*Given request*
Return the material word for word. Do not include pictures.

*Dataset excerpts*

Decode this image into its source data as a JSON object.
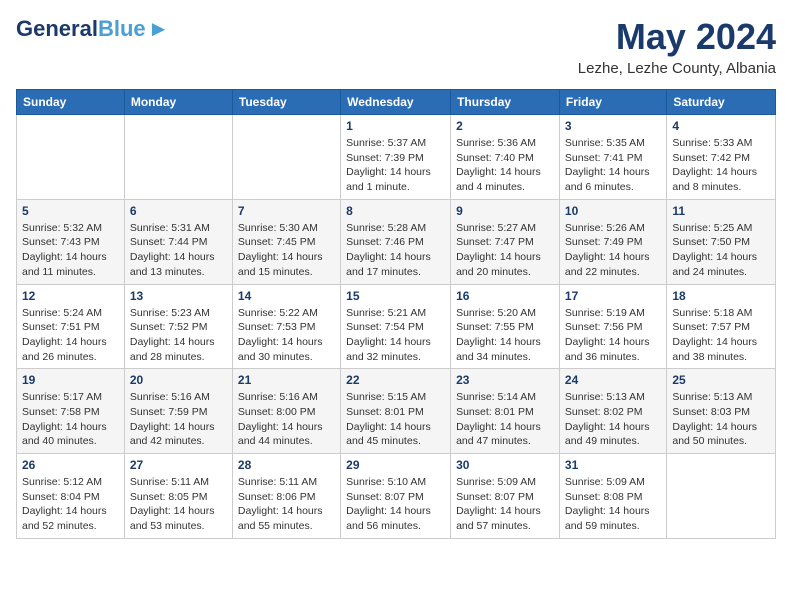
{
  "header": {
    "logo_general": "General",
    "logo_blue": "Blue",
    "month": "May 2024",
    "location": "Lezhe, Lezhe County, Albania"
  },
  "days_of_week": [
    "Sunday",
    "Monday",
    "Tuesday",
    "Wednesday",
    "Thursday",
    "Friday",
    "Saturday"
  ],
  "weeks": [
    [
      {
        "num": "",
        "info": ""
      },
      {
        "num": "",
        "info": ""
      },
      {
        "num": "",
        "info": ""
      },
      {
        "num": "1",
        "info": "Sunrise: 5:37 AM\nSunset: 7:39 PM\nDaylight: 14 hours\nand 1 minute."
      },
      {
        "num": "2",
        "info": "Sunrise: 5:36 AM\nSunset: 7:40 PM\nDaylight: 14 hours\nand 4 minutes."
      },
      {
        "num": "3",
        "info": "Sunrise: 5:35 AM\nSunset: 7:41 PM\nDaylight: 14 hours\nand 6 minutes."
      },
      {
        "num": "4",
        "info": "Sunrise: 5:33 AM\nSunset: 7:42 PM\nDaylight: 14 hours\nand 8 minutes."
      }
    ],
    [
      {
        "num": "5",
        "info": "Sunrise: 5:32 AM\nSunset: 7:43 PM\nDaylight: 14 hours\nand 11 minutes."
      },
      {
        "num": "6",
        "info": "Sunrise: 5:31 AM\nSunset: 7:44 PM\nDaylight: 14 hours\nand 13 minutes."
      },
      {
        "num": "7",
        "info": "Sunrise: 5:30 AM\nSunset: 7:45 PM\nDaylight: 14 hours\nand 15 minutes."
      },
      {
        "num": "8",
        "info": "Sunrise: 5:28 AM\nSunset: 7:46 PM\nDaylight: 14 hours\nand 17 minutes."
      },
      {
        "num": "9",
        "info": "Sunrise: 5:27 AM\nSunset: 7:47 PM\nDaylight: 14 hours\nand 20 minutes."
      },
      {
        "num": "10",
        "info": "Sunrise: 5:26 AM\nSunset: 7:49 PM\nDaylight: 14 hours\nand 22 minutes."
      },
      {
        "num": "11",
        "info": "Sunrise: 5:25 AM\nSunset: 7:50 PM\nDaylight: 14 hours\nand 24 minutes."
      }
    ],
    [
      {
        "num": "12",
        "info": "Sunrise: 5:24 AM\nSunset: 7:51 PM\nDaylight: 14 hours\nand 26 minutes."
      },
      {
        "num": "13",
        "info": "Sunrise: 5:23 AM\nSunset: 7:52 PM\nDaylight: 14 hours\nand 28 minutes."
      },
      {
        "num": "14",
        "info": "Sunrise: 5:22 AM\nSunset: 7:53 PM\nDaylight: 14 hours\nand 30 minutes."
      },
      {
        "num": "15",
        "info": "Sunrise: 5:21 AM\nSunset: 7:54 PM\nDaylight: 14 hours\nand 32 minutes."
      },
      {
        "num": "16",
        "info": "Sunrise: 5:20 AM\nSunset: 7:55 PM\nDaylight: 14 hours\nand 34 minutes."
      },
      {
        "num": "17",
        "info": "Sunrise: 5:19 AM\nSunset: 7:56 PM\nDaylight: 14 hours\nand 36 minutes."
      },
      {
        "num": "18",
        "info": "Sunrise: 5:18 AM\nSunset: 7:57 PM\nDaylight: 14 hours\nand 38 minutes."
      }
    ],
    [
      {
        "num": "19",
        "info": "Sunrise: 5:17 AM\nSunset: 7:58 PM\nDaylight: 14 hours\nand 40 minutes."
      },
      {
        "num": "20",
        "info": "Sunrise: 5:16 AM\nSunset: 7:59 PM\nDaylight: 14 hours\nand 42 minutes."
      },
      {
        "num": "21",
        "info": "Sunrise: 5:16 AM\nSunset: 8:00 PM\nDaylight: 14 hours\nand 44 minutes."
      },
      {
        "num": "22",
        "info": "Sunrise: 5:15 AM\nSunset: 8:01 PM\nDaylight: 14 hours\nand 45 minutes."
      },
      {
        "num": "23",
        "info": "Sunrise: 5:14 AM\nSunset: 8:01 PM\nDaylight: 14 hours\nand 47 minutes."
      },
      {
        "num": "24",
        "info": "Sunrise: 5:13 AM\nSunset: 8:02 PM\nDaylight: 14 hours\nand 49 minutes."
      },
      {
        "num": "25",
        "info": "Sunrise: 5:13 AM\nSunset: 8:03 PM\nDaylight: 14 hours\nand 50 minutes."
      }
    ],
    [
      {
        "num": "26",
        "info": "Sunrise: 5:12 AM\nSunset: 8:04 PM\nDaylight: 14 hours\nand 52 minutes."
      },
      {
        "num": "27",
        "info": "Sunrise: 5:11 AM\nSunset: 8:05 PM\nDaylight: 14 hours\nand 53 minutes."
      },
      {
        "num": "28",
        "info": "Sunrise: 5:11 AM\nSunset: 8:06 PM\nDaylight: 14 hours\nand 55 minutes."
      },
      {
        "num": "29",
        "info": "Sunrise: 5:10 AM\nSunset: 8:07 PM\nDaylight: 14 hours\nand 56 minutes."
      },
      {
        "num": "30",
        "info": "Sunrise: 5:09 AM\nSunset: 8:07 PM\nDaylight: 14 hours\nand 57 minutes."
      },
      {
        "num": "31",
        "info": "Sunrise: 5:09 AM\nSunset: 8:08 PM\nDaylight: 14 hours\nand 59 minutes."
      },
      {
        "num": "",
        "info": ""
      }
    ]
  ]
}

*Full answer*
Decode this image into its source data as a JSON object.
{
  "header": {
    "logo_general": "General",
    "logo_blue": "Blue",
    "month": "May 2024",
    "location": "Lezhe, Lezhe County, Albania"
  },
  "days_of_week": [
    "Sunday",
    "Monday",
    "Tuesday",
    "Wednesday",
    "Thursday",
    "Friday",
    "Saturday"
  ],
  "weeks": [
    [
      {
        "num": "",
        "info": ""
      },
      {
        "num": "",
        "info": ""
      },
      {
        "num": "",
        "info": ""
      },
      {
        "num": "1",
        "info": "Sunrise: 5:37 AM\nSunset: 7:39 PM\nDaylight: 14 hours\nand 1 minute."
      },
      {
        "num": "2",
        "info": "Sunrise: 5:36 AM\nSunset: 7:40 PM\nDaylight: 14 hours\nand 4 minutes."
      },
      {
        "num": "3",
        "info": "Sunrise: 5:35 AM\nSunset: 7:41 PM\nDaylight: 14 hours\nand 6 minutes."
      },
      {
        "num": "4",
        "info": "Sunrise: 5:33 AM\nSunset: 7:42 PM\nDaylight: 14 hours\nand 8 minutes."
      }
    ],
    [
      {
        "num": "5",
        "info": "Sunrise: 5:32 AM\nSunset: 7:43 PM\nDaylight: 14 hours\nand 11 minutes."
      },
      {
        "num": "6",
        "info": "Sunrise: 5:31 AM\nSunset: 7:44 PM\nDaylight: 14 hours\nand 13 minutes."
      },
      {
        "num": "7",
        "info": "Sunrise: 5:30 AM\nSunset: 7:45 PM\nDaylight: 14 hours\nand 15 minutes."
      },
      {
        "num": "8",
        "info": "Sunrise: 5:28 AM\nSunset: 7:46 PM\nDaylight: 14 hours\nand 17 minutes."
      },
      {
        "num": "9",
        "info": "Sunrise: 5:27 AM\nSunset: 7:47 PM\nDaylight: 14 hours\nand 20 minutes."
      },
      {
        "num": "10",
        "info": "Sunrise: 5:26 AM\nSunset: 7:49 PM\nDaylight: 14 hours\nand 22 minutes."
      },
      {
        "num": "11",
        "info": "Sunrise: 5:25 AM\nSunset: 7:50 PM\nDaylight: 14 hours\nand 24 minutes."
      }
    ],
    [
      {
        "num": "12",
        "info": "Sunrise: 5:24 AM\nSunset: 7:51 PM\nDaylight: 14 hours\nand 26 minutes."
      },
      {
        "num": "13",
        "info": "Sunrise: 5:23 AM\nSunset: 7:52 PM\nDaylight: 14 hours\nand 28 minutes."
      },
      {
        "num": "14",
        "info": "Sunrise: 5:22 AM\nSunset: 7:53 PM\nDaylight: 14 hours\nand 30 minutes."
      },
      {
        "num": "15",
        "info": "Sunrise: 5:21 AM\nSunset: 7:54 PM\nDaylight: 14 hours\nand 32 minutes."
      },
      {
        "num": "16",
        "info": "Sunrise: 5:20 AM\nSunset: 7:55 PM\nDaylight: 14 hours\nand 34 minutes."
      },
      {
        "num": "17",
        "info": "Sunrise: 5:19 AM\nSunset: 7:56 PM\nDaylight: 14 hours\nand 36 minutes."
      },
      {
        "num": "18",
        "info": "Sunrise: 5:18 AM\nSunset: 7:57 PM\nDaylight: 14 hours\nand 38 minutes."
      }
    ],
    [
      {
        "num": "19",
        "info": "Sunrise: 5:17 AM\nSunset: 7:58 PM\nDaylight: 14 hours\nand 40 minutes."
      },
      {
        "num": "20",
        "info": "Sunrise: 5:16 AM\nSunset: 7:59 PM\nDaylight: 14 hours\nand 42 minutes."
      },
      {
        "num": "21",
        "info": "Sunrise: 5:16 AM\nSunset: 8:00 PM\nDaylight: 14 hours\nand 44 minutes."
      },
      {
        "num": "22",
        "info": "Sunrise: 5:15 AM\nSunset: 8:01 PM\nDaylight: 14 hours\nand 45 minutes."
      },
      {
        "num": "23",
        "info": "Sunrise: 5:14 AM\nSunset: 8:01 PM\nDaylight: 14 hours\nand 47 minutes."
      },
      {
        "num": "24",
        "info": "Sunrise: 5:13 AM\nSunset: 8:02 PM\nDaylight: 14 hours\nand 49 minutes."
      },
      {
        "num": "25",
        "info": "Sunrise: 5:13 AM\nSunset: 8:03 PM\nDaylight: 14 hours\nand 50 minutes."
      }
    ],
    [
      {
        "num": "26",
        "info": "Sunrise: 5:12 AM\nSunset: 8:04 PM\nDaylight: 14 hours\nand 52 minutes."
      },
      {
        "num": "27",
        "info": "Sunrise: 5:11 AM\nSunset: 8:05 PM\nDaylight: 14 hours\nand 53 minutes."
      },
      {
        "num": "28",
        "info": "Sunrise: 5:11 AM\nSunset: 8:06 PM\nDaylight: 14 hours\nand 55 minutes."
      },
      {
        "num": "29",
        "info": "Sunrise: 5:10 AM\nSunset: 8:07 PM\nDaylight: 14 hours\nand 56 minutes."
      },
      {
        "num": "30",
        "info": "Sunrise: 5:09 AM\nSunset: 8:07 PM\nDaylight: 14 hours\nand 57 minutes."
      },
      {
        "num": "31",
        "info": "Sunrise: 5:09 AM\nSunset: 8:08 PM\nDaylight: 14 hours\nand 59 minutes."
      },
      {
        "num": "",
        "info": ""
      }
    ]
  ]
}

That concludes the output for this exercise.